Extracted records.
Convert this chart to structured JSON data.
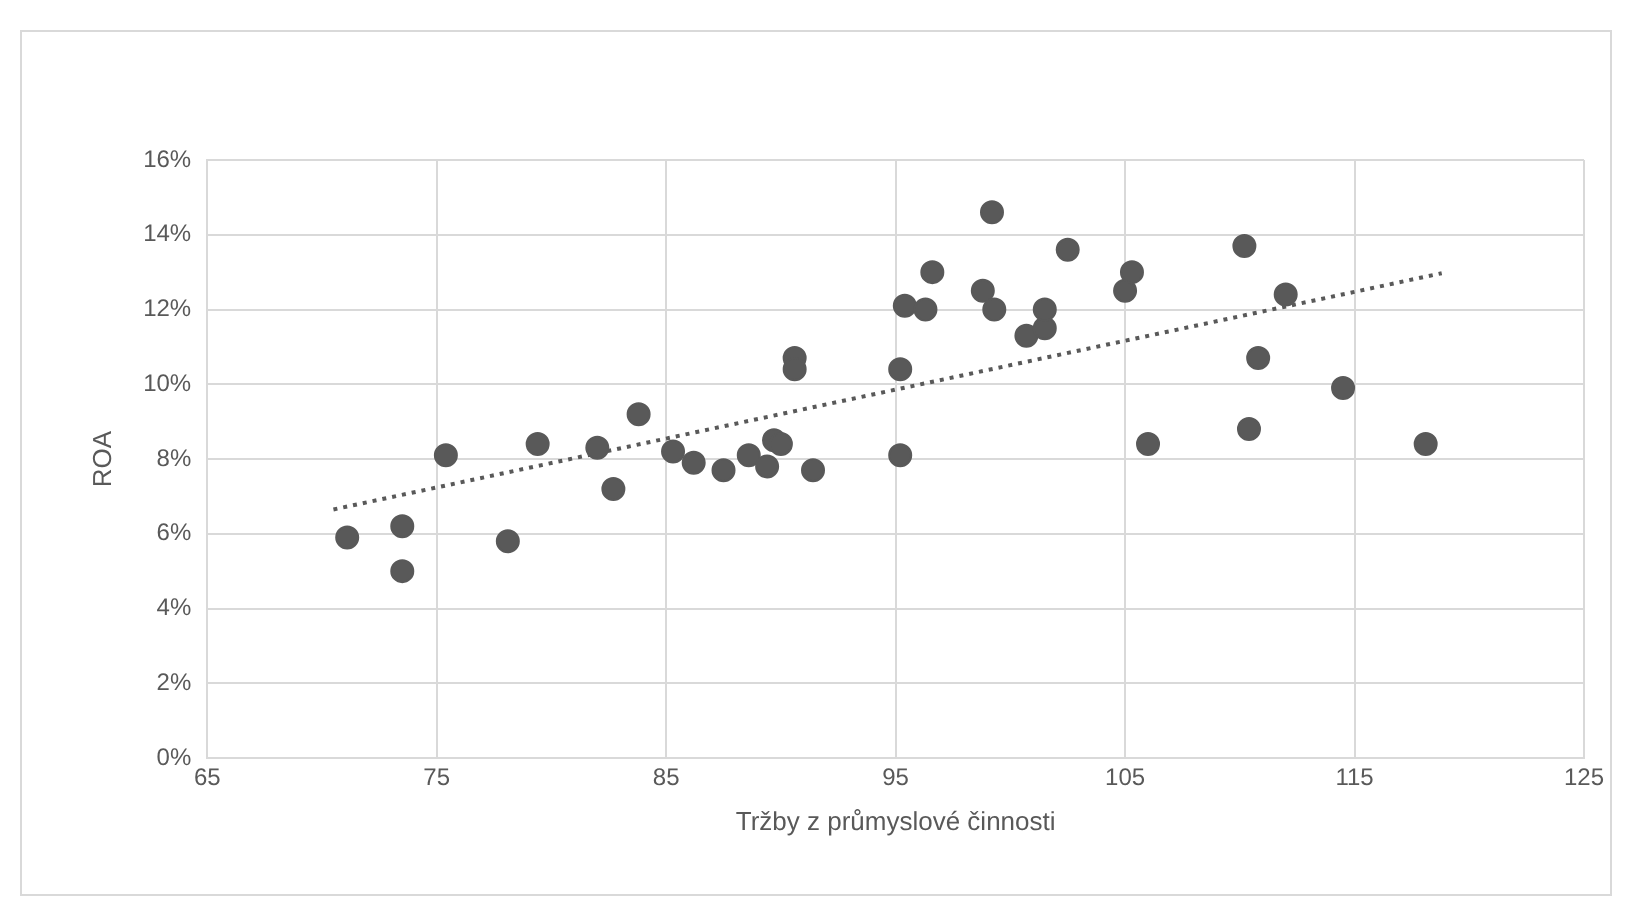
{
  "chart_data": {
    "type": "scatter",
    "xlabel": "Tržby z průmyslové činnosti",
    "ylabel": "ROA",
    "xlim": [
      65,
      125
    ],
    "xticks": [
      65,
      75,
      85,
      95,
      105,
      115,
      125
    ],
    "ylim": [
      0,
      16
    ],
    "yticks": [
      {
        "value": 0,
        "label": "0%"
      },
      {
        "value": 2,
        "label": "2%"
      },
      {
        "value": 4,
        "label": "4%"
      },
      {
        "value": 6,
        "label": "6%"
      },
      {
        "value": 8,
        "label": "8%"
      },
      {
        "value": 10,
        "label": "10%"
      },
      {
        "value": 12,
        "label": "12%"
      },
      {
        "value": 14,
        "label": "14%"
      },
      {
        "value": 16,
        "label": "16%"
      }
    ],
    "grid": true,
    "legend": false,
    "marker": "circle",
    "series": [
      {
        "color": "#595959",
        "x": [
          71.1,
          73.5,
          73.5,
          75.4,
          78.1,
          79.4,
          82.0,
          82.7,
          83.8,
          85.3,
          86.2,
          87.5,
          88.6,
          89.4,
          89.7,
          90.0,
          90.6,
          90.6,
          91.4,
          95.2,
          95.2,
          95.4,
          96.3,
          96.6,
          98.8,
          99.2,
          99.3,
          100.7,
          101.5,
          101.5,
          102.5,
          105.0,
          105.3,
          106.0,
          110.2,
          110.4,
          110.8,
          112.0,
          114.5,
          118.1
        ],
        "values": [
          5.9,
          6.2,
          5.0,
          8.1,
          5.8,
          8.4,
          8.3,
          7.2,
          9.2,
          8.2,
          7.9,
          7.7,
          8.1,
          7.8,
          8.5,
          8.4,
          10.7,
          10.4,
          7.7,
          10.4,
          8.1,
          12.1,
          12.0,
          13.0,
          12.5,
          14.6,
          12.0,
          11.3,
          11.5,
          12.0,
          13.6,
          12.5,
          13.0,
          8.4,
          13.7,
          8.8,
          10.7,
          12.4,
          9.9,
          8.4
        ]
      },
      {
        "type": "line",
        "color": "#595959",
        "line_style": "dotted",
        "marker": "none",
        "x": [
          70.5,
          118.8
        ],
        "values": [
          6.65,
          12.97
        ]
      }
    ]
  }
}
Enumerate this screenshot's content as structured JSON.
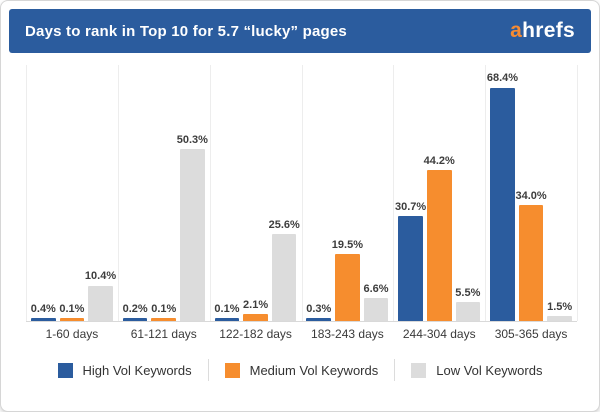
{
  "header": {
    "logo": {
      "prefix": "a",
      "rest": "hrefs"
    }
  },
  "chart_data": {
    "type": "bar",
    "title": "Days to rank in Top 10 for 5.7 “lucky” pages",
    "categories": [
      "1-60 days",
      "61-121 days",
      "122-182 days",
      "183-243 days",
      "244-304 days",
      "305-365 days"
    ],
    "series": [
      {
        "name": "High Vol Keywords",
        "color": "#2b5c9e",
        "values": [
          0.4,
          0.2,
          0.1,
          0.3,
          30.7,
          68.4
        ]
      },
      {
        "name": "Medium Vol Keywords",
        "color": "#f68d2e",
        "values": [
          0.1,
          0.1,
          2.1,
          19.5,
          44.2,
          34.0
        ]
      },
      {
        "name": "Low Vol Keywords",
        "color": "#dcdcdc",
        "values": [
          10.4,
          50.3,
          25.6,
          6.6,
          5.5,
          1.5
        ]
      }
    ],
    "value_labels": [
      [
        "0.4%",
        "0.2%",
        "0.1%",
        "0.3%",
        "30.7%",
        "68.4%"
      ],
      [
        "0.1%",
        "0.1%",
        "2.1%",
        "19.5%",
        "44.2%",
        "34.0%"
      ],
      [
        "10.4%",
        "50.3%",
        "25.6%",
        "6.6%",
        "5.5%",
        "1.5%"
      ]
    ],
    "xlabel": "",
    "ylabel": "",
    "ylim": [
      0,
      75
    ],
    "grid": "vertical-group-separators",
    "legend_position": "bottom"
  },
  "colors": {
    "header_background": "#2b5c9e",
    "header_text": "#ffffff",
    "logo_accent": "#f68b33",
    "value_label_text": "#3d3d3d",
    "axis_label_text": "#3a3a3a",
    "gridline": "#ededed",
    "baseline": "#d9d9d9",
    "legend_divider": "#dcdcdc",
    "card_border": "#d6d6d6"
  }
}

* * *

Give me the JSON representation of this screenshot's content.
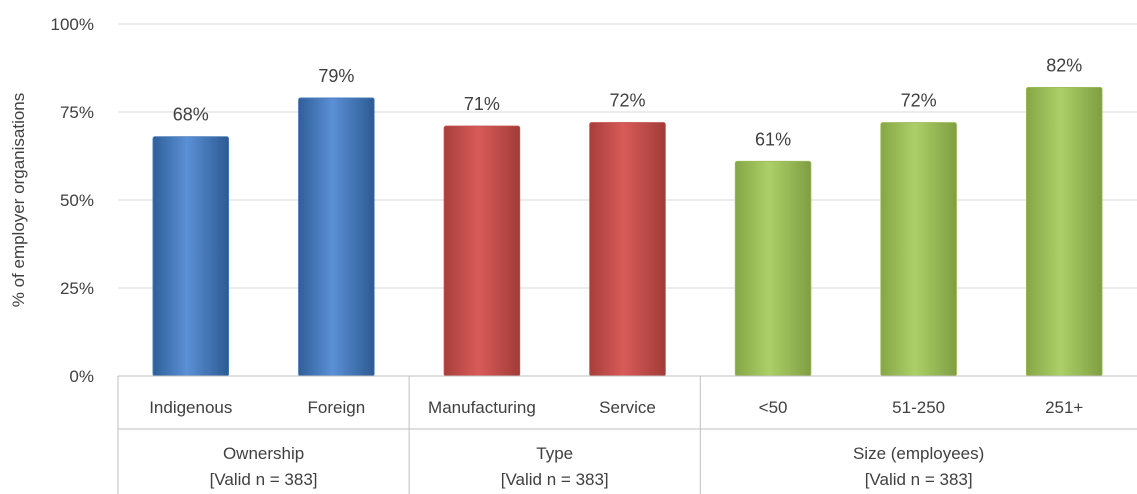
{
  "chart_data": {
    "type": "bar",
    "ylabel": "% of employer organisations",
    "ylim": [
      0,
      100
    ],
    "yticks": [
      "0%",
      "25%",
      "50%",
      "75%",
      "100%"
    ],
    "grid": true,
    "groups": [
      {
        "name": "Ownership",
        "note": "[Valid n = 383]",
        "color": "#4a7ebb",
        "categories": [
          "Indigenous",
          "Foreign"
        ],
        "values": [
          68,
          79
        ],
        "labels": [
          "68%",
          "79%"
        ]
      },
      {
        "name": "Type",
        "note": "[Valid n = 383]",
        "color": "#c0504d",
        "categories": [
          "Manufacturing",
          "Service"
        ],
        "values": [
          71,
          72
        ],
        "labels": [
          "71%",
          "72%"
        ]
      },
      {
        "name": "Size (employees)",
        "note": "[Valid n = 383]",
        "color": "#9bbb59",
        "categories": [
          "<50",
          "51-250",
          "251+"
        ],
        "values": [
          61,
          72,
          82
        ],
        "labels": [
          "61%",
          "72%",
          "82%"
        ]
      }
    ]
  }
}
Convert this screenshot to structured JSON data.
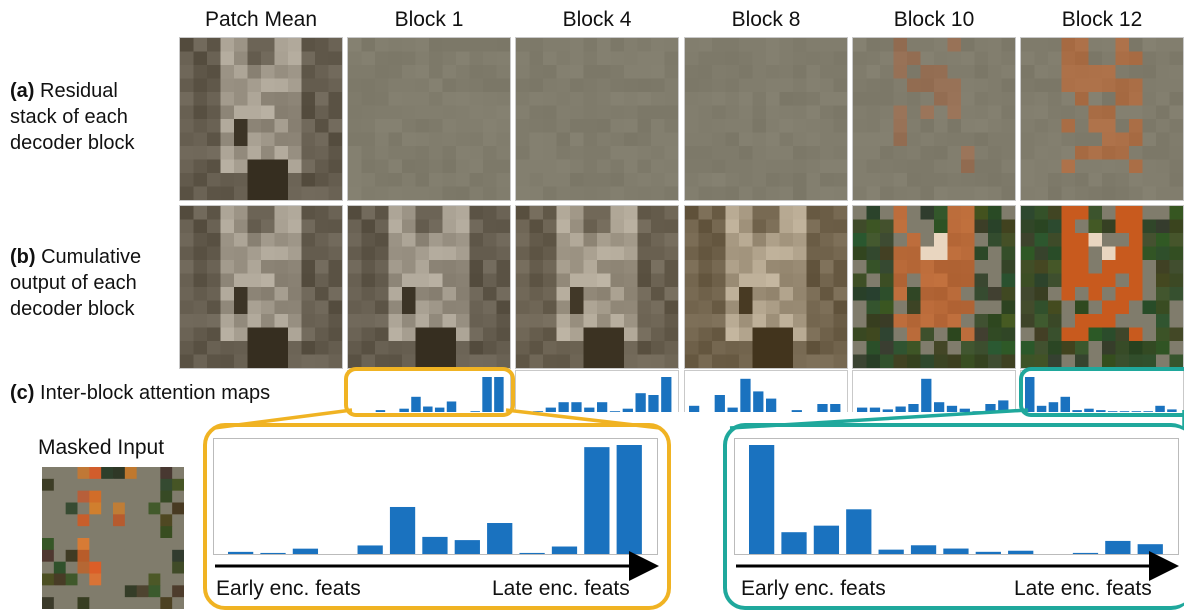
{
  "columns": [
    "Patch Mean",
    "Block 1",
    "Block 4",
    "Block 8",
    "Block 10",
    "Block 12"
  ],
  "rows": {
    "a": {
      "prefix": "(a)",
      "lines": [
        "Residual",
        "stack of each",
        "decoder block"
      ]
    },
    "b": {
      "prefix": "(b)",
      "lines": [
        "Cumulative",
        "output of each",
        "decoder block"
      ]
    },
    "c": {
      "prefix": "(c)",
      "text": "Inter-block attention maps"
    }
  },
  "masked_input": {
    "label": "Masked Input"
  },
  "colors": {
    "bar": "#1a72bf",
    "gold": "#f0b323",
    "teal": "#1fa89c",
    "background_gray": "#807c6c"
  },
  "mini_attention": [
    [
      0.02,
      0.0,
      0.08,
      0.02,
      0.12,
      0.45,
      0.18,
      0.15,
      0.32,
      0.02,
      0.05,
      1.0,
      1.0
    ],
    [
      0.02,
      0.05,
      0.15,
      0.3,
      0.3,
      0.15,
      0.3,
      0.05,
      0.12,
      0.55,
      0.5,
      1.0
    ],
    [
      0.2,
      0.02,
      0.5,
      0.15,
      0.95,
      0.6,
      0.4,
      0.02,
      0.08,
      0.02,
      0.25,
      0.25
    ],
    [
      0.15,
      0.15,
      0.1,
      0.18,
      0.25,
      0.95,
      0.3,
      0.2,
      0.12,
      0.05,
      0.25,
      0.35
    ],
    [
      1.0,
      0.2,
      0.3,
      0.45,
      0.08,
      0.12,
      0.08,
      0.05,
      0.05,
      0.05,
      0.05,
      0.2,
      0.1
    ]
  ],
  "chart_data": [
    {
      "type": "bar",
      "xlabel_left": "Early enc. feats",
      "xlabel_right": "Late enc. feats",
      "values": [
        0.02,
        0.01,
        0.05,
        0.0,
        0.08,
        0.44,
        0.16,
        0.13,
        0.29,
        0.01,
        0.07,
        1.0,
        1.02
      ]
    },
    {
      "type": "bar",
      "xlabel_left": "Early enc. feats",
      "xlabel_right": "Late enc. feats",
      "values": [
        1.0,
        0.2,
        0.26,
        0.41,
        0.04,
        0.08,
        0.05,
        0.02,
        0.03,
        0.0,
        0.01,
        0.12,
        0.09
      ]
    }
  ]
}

STATED EXERCISE. How many lines of the data hold the string "content"? Reply with the number alone.

CORRECT RESULT. 2